- _TASK DIRECTIONS_: Search the data for the word "this" and copy every line where it occurs.

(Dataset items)
****************************************
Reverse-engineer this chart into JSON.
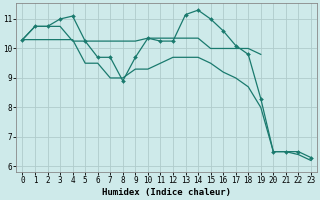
{
  "title": "",
  "xlabel": "Humidex (Indice chaleur)",
  "xlim": [
    -0.5,
    23.5
  ],
  "ylim": [
    5.8,
    11.55
  ],
  "bg_color": "#ceeaea",
  "grid_color": "#b0cccc",
  "line_color": "#1a7a6e",
  "series": [
    {
      "x": [
        0,
        1,
        2,
        3,
        4,
        5,
        6,
        7,
        8,
        9,
        10,
        11,
        12,
        13,
        14,
        15,
        16,
        17,
        18,
        19,
        20,
        21,
        22,
        23
      ],
      "y": [
        10.3,
        10.75,
        10.75,
        11.0,
        11.1,
        10.25,
        9.7,
        9.7,
        8.9,
        9.7,
        10.35,
        10.25,
        10.25,
        11.15,
        11.3,
        11.0,
        10.6,
        10.1,
        9.8,
        8.3,
        6.5,
        6.5,
        6.5,
        6.3
      ],
      "marker": "D",
      "has_markers": true
    },
    {
      "x": [
        0,
        1,
        2,
        3,
        4,
        5,
        6,
        7,
        8,
        9,
        10,
        11,
        12,
        13,
        14,
        15,
        16,
        17,
        18,
        19
      ],
      "y": [
        10.3,
        10.75,
        10.75,
        10.75,
        10.25,
        10.25,
        10.25,
        10.25,
        10.25,
        10.25,
        10.35,
        10.35,
        10.35,
        10.35,
        10.35,
        10.0,
        10.0,
        10.0,
        10.0,
        9.8
      ],
      "marker": null,
      "has_markers": false
    },
    {
      "x": [
        0,
        1,
        2,
        3,
        4,
        5,
        6,
        7,
        8,
        9,
        10,
        11,
        12,
        13,
        14,
        15,
        16,
        17,
        18,
        19,
        20,
        21,
        22,
        23
      ],
      "y": [
        10.3,
        10.3,
        10.3,
        10.3,
        10.3,
        9.5,
        9.5,
        9.0,
        9.0,
        9.3,
        9.3,
        9.5,
        9.7,
        9.7,
        9.7,
        9.5,
        9.2,
        9.0,
        8.7,
        8.0,
        6.5,
        6.5,
        6.4,
        6.2
      ],
      "marker": null,
      "has_markers": false
    }
  ],
  "xticks": [
    0,
    1,
    2,
    3,
    4,
    5,
    6,
    7,
    8,
    9,
    10,
    11,
    12,
    13,
    14,
    15,
    16,
    17,
    18,
    19,
    20,
    21,
    22,
    23
  ],
  "yticks": [
    6,
    7,
    8,
    9,
    10,
    11
  ],
  "tick_fontsize": 5.5,
  "xlabel_fontsize": 6.5
}
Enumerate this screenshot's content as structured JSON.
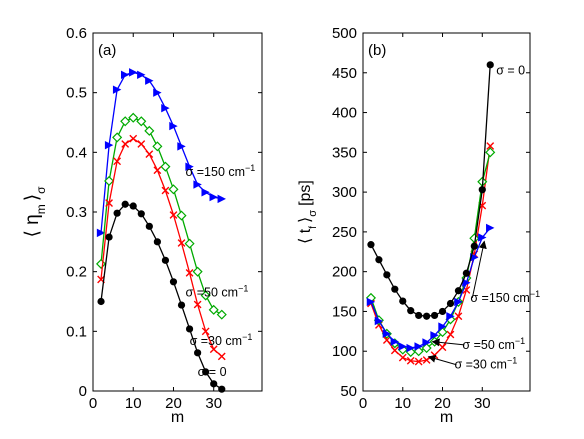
{
  "chart_data": [
    {
      "panel": "(a)",
      "type": "line",
      "xlabel": "m",
      "ylabel": "⟨ η",
      "ylabel_sub_m": "m",
      "ylabel_close": "⟩",
      "ylabel_sub_sigma": "σ",
      "xlim": [
        0,
        42
      ],
      "ylim": [
        0,
        0.6
      ],
      "xticks": [
        0,
        10,
        20,
        30
      ],
      "yticks": [
        0,
        0.1,
        0.2,
        0.3,
        0.4,
        0.5,
        0.6
      ],
      "xtick_labels": [
        "0",
        "10",
        "20",
        "30"
      ],
      "ytick_labels": [
        "0",
        "0.1",
        "0.2",
        "0.3",
        "0.4",
        "0.5",
        "0.6"
      ],
      "series": [
        {
          "color": "#0000ff",
          "marker": "triangle-right",
          "x": [
            2,
            4,
            6,
            8,
            10,
            12,
            14,
            16,
            18,
            20,
            22,
            24,
            26,
            28,
            30,
            32
          ],
          "y": [
            0.265,
            0.412,
            0.505,
            0.53,
            0.534,
            0.53,
            0.52,
            0.5,
            0.474,
            0.444,
            0.41,
            0.376,
            0.346,
            0.333,
            0.325,
            0.322
          ]
        },
        {
          "color": "#00aa00",
          "marker": "diamond-open",
          "x": [
            2,
            4,
            6,
            8,
            10,
            12,
            14,
            16,
            18,
            20,
            22,
            24,
            26,
            28,
            30,
            32
          ],
          "y": [
            0.213,
            0.352,
            0.425,
            0.452,
            0.458,
            0.452,
            0.436,
            0.41,
            0.376,
            0.338,
            0.294,
            0.247,
            0.2,
            0.16,
            0.136,
            0.128
          ]
        },
        {
          "color": "#ff0000",
          "marker": "x",
          "x": [
            2,
            4,
            6,
            8,
            10,
            12,
            14,
            16,
            18,
            20,
            22,
            24,
            26,
            28,
            30,
            32
          ],
          "y": [
            0.187,
            0.315,
            0.385,
            0.414,
            0.423,
            0.414,
            0.397,
            0.37,
            0.336,
            0.295,
            0.248,
            0.198,
            0.145,
            0.1,
            0.07,
            0.058
          ]
        },
        {
          "color": "#000000",
          "marker": "dot",
          "x": [
            2,
            4,
            6,
            8,
            10,
            12,
            14,
            16,
            18,
            20,
            22,
            24,
            26,
            28,
            30,
            32
          ],
          "y": [
            0.15,
            0.258,
            0.298,
            0.313,
            0.31,
            0.297,
            0.276,
            0.25,
            0.219,
            0.183,
            0.144,
            0.104,
            0.064,
            0.032,
            0.012,
            0.003
          ]
        }
      ],
      "annotations": [
        {
          "text": "σ =150 cm",
          "sup": "−1",
          "x": 23,
          "y": 0.36
        },
        {
          "text": "σ =50 cm",
          "sup": "−1",
          "x": 23,
          "y": 0.158
        },
        {
          "text": "σ =30 cm",
          "sup": "−1",
          "x": 24,
          "y": 0.077
        },
        {
          "text": "σ = 0",
          "x": 26,
          "y": 0.025
        }
      ]
    },
    {
      "panel": "(b)",
      "type": "line",
      "xlabel": "m",
      "ylabel": "⟨ t",
      "ylabel_sub_f": "f",
      "ylabel_close": "⟩",
      "ylabel_sub_sigma": "σ",
      "ylabel_unit": "[ps]",
      "xlim": [
        0,
        42
      ],
      "ylim": [
        50,
        500
      ],
      "xticks": [
        0,
        10,
        20,
        30
      ],
      "yticks": [
        50,
        100,
        150,
        200,
        250,
        300,
        350,
        400,
        450,
        500
      ],
      "xtick_labels": [
        "0",
        "10",
        "20",
        "30"
      ],
      "ytick_labels": [
        "50",
        "100",
        "150",
        "200",
        "250",
        "300",
        "350",
        "400",
        "450",
        "500"
      ],
      "series": [
        {
          "color": "#ff0000",
          "marker": "x",
          "x": [
            2,
            4,
            6,
            8,
            10,
            12,
            14,
            16,
            18,
            20,
            22,
            24,
            26,
            28,
            30,
            32
          ],
          "y": [
            160,
            133,
            114,
            101,
            92,
            88,
            87,
            89,
            95,
            105,
            121,
            144,
            177,
            222,
            283,
            358
          ]
        },
        {
          "color": "#00aa00",
          "marker": "diamond-open",
          "x": [
            2,
            4,
            6,
            8,
            10,
            12,
            14,
            16,
            18,
            20,
            22,
            24,
            26,
            28,
            30,
            32
          ],
          "y": [
            167,
            139,
            122,
            110,
            102,
            99,
            100,
            104,
            112,
            124,
            140,
            162,
            192,
            242,
            313,
            350
          ]
        },
        {
          "color": "#0000ff",
          "marker": "triangle-right",
          "x": [
            2,
            4,
            6,
            8,
            10,
            12,
            14,
            16,
            18,
            20,
            22,
            24,
            26,
            28,
            30,
            32
          ],
          "y": [
            162,
            138,
            122,
            112,
            106,
            104,
            106,
            111,
            120,
            131,
            144,
            162,
            186,
            218,
            243,
            255
          ]
        },
        {
          "color": "#000000",
          "marker": "dot",
          "x": [
            2,
            4,
            6,
            8,
            10,
            12,
            14,
            16,
            18,
            20,
            22,
            24,
            26,
            28,
            30,
            32
          ],
          "y": [
            234,
            215,
            196,
            178,
            163,
            151,
            145,
            144,
            145,
            150,
            160,
            176,
            198,
            232,
            303,
            460
          ]
        }
      ],
      "annotations": [
        {
          "text": "σ = 0",
          "x": 33.5,
          "y": 448
        },
        {
          "text": "σ =150 cm",
          "sup": "−1",
          "x": 27,
          "y": 162,
          "arrow_to": [
            30.5,
            238
          ]
        },
        {
          "text": "σ =50 cm",
          "sup": "−1",
          "x": 25,
          "y": 103,
          "arrow_to": [
            17.5,
            112
          ]
        },
        {
          "text": "σ =30 cm",
          "sup": "−1",
          "x": 23,
          "y": 78,
          "arrow_to": [
            16.5,
            93
          ]
        }
      ]
    }
  ]
}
****************************************
- _RESULT_:
Reverse-engineer this chart into JSON.
Enumerate this screenshot's content as structured JSON.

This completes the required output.